Instruction: Leaving out the pictures, please retype each record exactly.

Records provided:
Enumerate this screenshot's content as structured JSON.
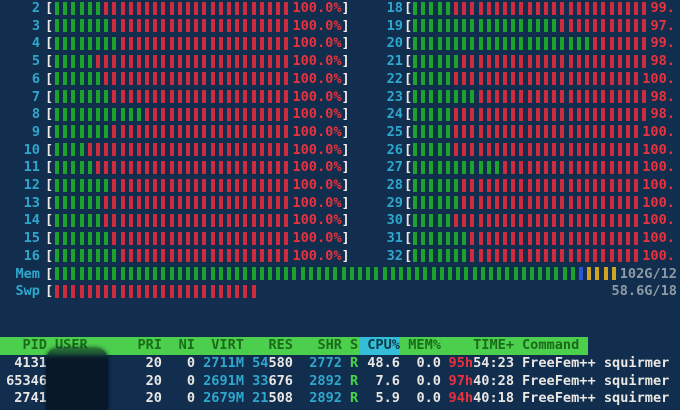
{
  "app": "htop",
  "colors": {
    "bg": "#112e4e",
    "pipe_green": "#1da32b",
    "pipe_red": "#cd2b3e",
    "pipe_blue": "#2e55d4",
    "pipe_yellow": "#d0a325",
    "text_cyan": "#2fa7cc",
    "text_red": "#e8323f",
    "text_white": "#e9e6e3",
    "text_gray": "#8f9aa5",
    "header_bg": "#4ccf4c",
    "header_text": "#1a6b1a",
    "sort_bg": "#35bcd8",
    "sort_text": "#073a46",
    "status_green": "#49d549",
    "bracket": "#efe9e6"
  },
  "brackets": {
    "open": "[",
    "close": "]"
  },
  "cpu_meters": {
    "left": [
      {
        "cpu": "2",
        "green": 6,
        "red": 23,
        "pct": "100.0%"
      },
      {
        "cpu": "3",
        "green": 7,
        "red": 22,
        "pct": "100.0%"
      },
      {
        "cpu": "4",
        "green": 8,
        "red": 21,
        "pct": "100.0%"
      },
      {
        "cpu": "5",
        "green": 5,
        "red": 24,
        "pct": "100.0%"
      },
      {
        "cpu": "6",
        "green": 6,
        "red": 23,
        "pct": "100.0%"
      },
      {
        "cpu": "7",
        "green": 7,
        "red": 22,
        "pct": "100.0%"
      },
      {
        "cpu": "8",
        "green": 11,
        "red": 18,
        "pct": "100.0%"
      },
      {
        "cpu": "9",
        "green": 7,
        "red": 22,
        "pct": "100.0%"
      },
      {
        "cpu": "10",
        "green": 4,
        "red": 25,
        "pct": "100.0%"
      },
      {
        "cpu": "11",
        "green": 5,
        "red": 24,
        "pct": "100.0%"
      },
      {
        "cpu": "12",
        "green": 7,
        "red": 22,
        "pct": "100.0%"
      },
      {
        "cpu": "13",
        "green": 6,
        "red": 23,
        "pct": "100.0%"
      },
      {
        "cpu": "14",
        "green": 6,
        "red": 23,
        "pct": "100.0%"
      },
      {
        "cpu": "15",
        "green": 7,
        "red": 22,
        "pct": "100.0%"
      },
      {
        "cpu": "16",
        "green": 8,
        "red": 21,
        "pct": "100.0%"
      }
    ],
    "right": [
      {
        "cpu": "18",
        "green": 5,
        "red": 24,
        "pct": "99."
      },
      {
        "cpu": "19",
        "green": 18,
        "red": 11,
        "pct": "97."
      },
      {
        "cpu": "20",
        "green": 22,
        "red": 7,
        "pct": "99."
      },
      {
        "cpu": "21",
        "green": 6,
        "red": 23,
        "pct": "98."
      },
      {
        "cpu": "22",
        "green": 5,
        "red": 23,
        "pct": "100."
      },
      {
        "cpu": "23",
        "green": 8,
        "red": 21,
        "pct": "98."
      },
      {
        "cpu": "24",
        "green": 5,
        "red": 24,
        "pct": "98."
      },
      {
        "cpu": "25",
        "green": 5,
        "red": 23,
        "pct": "100."
      },
      {
        "cpu": "26",
        "green": 5,
        "red": 23,
        "pct": "100."
      },
      {
        "cpu": "27",
        "green": 11,
        "red": 17,
        "pct": "100."
      },
      {
        "cpu": "28",
        "green": 6,
        "red": 22,
        "pct": "100."
      },
      {
        "cpu": "29",
        "green": 6,
        "red": 22,
        "pct": "100."
      },
      {
        "cpu": "30",
        "green": 5,
        "red": 23,
        "pct": "100."
      },
      {
        "cpu": "31",
        "green": 7,
        "red": 21,
        "pct": "100."
      },
      {
        "cpu": "32",
        "green": 7,
        "red": 21,
        "pct": "100."
      }
    ]
  },
  "memory_meter": {
    "label": "Mem",
    "green": 64,
    "blue": 1,
    "yellow": 4,
    "text": "102G/12"
  },
  "swap_meter": {
    "label": "Swp",
    "red": 25,
    "text": "58.6G/18"
  },
  "process_table": {
    "headers": [
      "PID",
      "USER",
      "PRI",
      "NI",
      "VIRT",
      "RES",
      "SHR",
      "S",
      "CPU%",
      "MEM%",
      "TIME+",
      "Command"
    ],
    "sort_column": "CPU%",
    "user_redacted": true,
    "rows": [
      {
        "pid": "4131",
        "user": "",
        "pri": "20",
        "ni": "0",
        "virt": "2711M",
        "res_mb": "54",
        "res_rest": "580",
        "shr": "2772",
        "state": "R",
        "cpu_pct": "48.6",
        "mem_pct": "0.0",
        "time_hours": "95h",
        "time_rest": "54:23",
        "command": "FreeFem++ squirmer"
      },
      {
        "pid": "65346",
        "user": "",
        "pri": "20",
        "ni": "0",
        "virt": "2691M",
        "res_mb": "33",
        "res_rest": "676",
        "shr": "2892",
        "state": "R",
        "cpu_pct": "7.6",
        "mem_pct": "0.0",
        "time_hours": "97h",
        "time_rest": "40:28",
        "command": "FreeFem++ squirmer"
      },
      {
        "pid": "2741",
        "user": "",
        "pri": "20",
        "ni": "0",
        "virt": "2679M",
        "res_mb": "21",
        "res_rest": "508",
        "shr": "2892",
        "state": "R",
        "cpu_pct": "5.9",
        "mem_pct": "0.0",
        "time_hours": "94h",
        "time_rest": "40:18",
        "command": "FreeFem++ squirmer"
      }
    ]
  }
}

Task result:
Enumerate this screenshot's content as structured JSON.
{
  "app": "htop",
  "colors": {
    "bg": "#112e4e",
    "pipe_green": "#1da32b",
    "pipe_red": "#cd2b3e",
    "pipe_blue": "#2e55d4",
    "pipe_yellow": "#d0a325",
    "text_cyan": "#2fa7cc",
    "text_red": "#e8323f",
    "text_white": "#e9e6e3",
    "text_gray": "#8f9aa5",
    "header_bg": "#4ccf4c",
    "header_text": "#1a6b1a",
    "sort_bg": "#35bcd8",
    "sort_text": "#073a46",
    "status_green": "#49d549",
    "bracket": "#efe9e6"
  },
  "brackets": {
    "open": "[",
    "close": "]"
  },
  "cpu_meters": {
    "left": [
      {
        "cpu": "2",
        "green": 6,
        "red": 23,
        "pct": "100.0%"
      },
      {
        "cpu": "3",
        "green": 7,
        "red": 22,
        "pct": "100.0%"
      },
      {
        "cpu": "4",
        "green": 8,
        "red": 21,
        "pct": "100.0%"
      },
      {
        "cpu": "5",
        "green": 5,
        "red": 24,
        "pct": "100.0%"
      },
      {
        "cpu": "6",
        "green": 6,
        "red": 23,
        "pct": "100.0%"
      },
      {
        "cpu": "7",
        "green": 7,
        "red": 22,
        "pct": "100.0%"
      },
      {
        "cpu": "8",
        "green": 11,
        "red": 18,
        "pct": "100.0%"
      },
      {
        "cpu": "9",
        "green": 7,
        "red": 22,
        "pct": "100.0%"
      },
      {
        "cpu": "10",
        "green": 4,
        "red": 25,
        "pct": "100.0%"
      },
      {
        "cpu": "11",
        "green": 5,
        "red": 24,
        "pct": "100.0%"
      },
      {
        "cpu": "12",
        "green": 7,
        "red": 22,
        "pct": "100.0%"
      },
      {
        "cpu": "13",
        "green": 6,
        "red": 23,
        "pct": "100.0%"
      },
      {
        "cpu": "14",
        "green": 6,
        "red": 23,
        "pct": "100.0%"
      },
      {
        "cpu": "15",
        "green": 7,
        "red": 22,
        "pct": "100.0%"
      },
      {
        "cpu": "16",
        "green": 8,
        "red": 21,
        "pct": "100.0%"
      }
    ],
    "right": [
      {
        "cpu": "18",
        "green": 5,
        "red": 24,
        "pct": "99."
      },
      {
        "cpu": "19",
        "green": 18,
        "red": 11,
        "pct": "97."
      },
      {
        "cpu": "20",
        "green": 22,
        "red": 7,
        "pct": "99."
      },
      {
        "cpu": "21",
        "green": 6,
        "red": 23,
        "pct": "98."
      },
      {
        "cpu": "22",
        "green": 5,
        "red": 23,
        "pct": "100."
      },
      {
        "cpu": "23",
        "green": 8,
        "red": 21,
        "pct": "98."
      },
      {
        "cpu": "24",
        "green": 5,
        "red": 24,
        "pct": "98."
      },
      {
        "cpu": "25",
        "green": 5,
        "red": 23,
        "pct": "100."
      },
      {
        "cpu": "26",
        "green": 5,
        "red": 23,
        "pct": "100."
      },
      {
        "cpu": "27",
        "green": 11,
        "red": 17,
        "pct": "100."
      },
      {
        "cpu": "28",
        "green": 6,
        "red": 22,
        "pct": "100."
      },
      {
        "cpu": "29",
        "green": 6,
        "red": 22,
        "pct": "100."
      },
      {
        "cpu": "30",
        "green": 5,
        "red": 23,
        "pct": "100."
      },
      {
        "cpu": "31",
        "green": 7,
        "red": 21,
        "pct": "100."
      },
      {
        "cpu": "32",
        "green": 7,
        "red": 21,
        "pct": "100."
      }
    ]
  },
  "memory_meter": {
    "label": "Mem",
    "green": 64,
    "blue": 1,
    "yellow": 4,
    "text": "102G/12"
  },
  "swap_meter": {
    "label": "Swp",
    "red": 25,
    "text": "58.6G/18"
  },
  "process_table": {
    "headers": [
      "PID",
      "USER",
      "PRI",
      "NI",
      "VIRT",
      "RES",
      "SHR",
      "S",
      "CPU%",
      "MEM%",
      "TIME+",
      "Command"
    ],
    "sort_column": "CPU%",
    "user_redacted": true,
    "rows": [
      {
        "pid": "4131",
        "user": "",
        "pri": "20",
        "ni": "0",
        "virt": "2711M",
        "res_mb": "54",
        "res_rest": "580",
        "shr": "2772",
        "state": "R",
        "cpu_pct": "48.6",
        "mem_pct": "0.0",
        "time_hours": "95h",
        "time_rest": "54:23",
        "command": "FreeFem++ squirmer"
      },
      {
        "pid": "65346",
        "user": "",
        "pri": "20",
        "ni": "0",
        "virt": "2691M",
        "res_mb": "33",
        "res_rest": "676",
        "shr": "2892",
        "state": "R",
        "cpu_pct": "7.6",
        "mem_pct": "0.0",
        "time_hours": "97h",
        "time_rest": "40:28",
        "command": "FreeFem++ squirmer"
      },
      {
        "pid": "2741",
        "user": "",
        "pri": "20",
        "ni": "0",
        "virt": "2679M",
        "res_mb": "21",
        "res_rest": "508",
        "shr": "2892",
        "state": "R",
        "cpu_pct": "5.9",
        "mem_pct": "0.0",
        "time_hours": "94h",
        "time_rest": "40:18",
        "command": "FreeFem++ squirmer"
      }
    ]
  }
}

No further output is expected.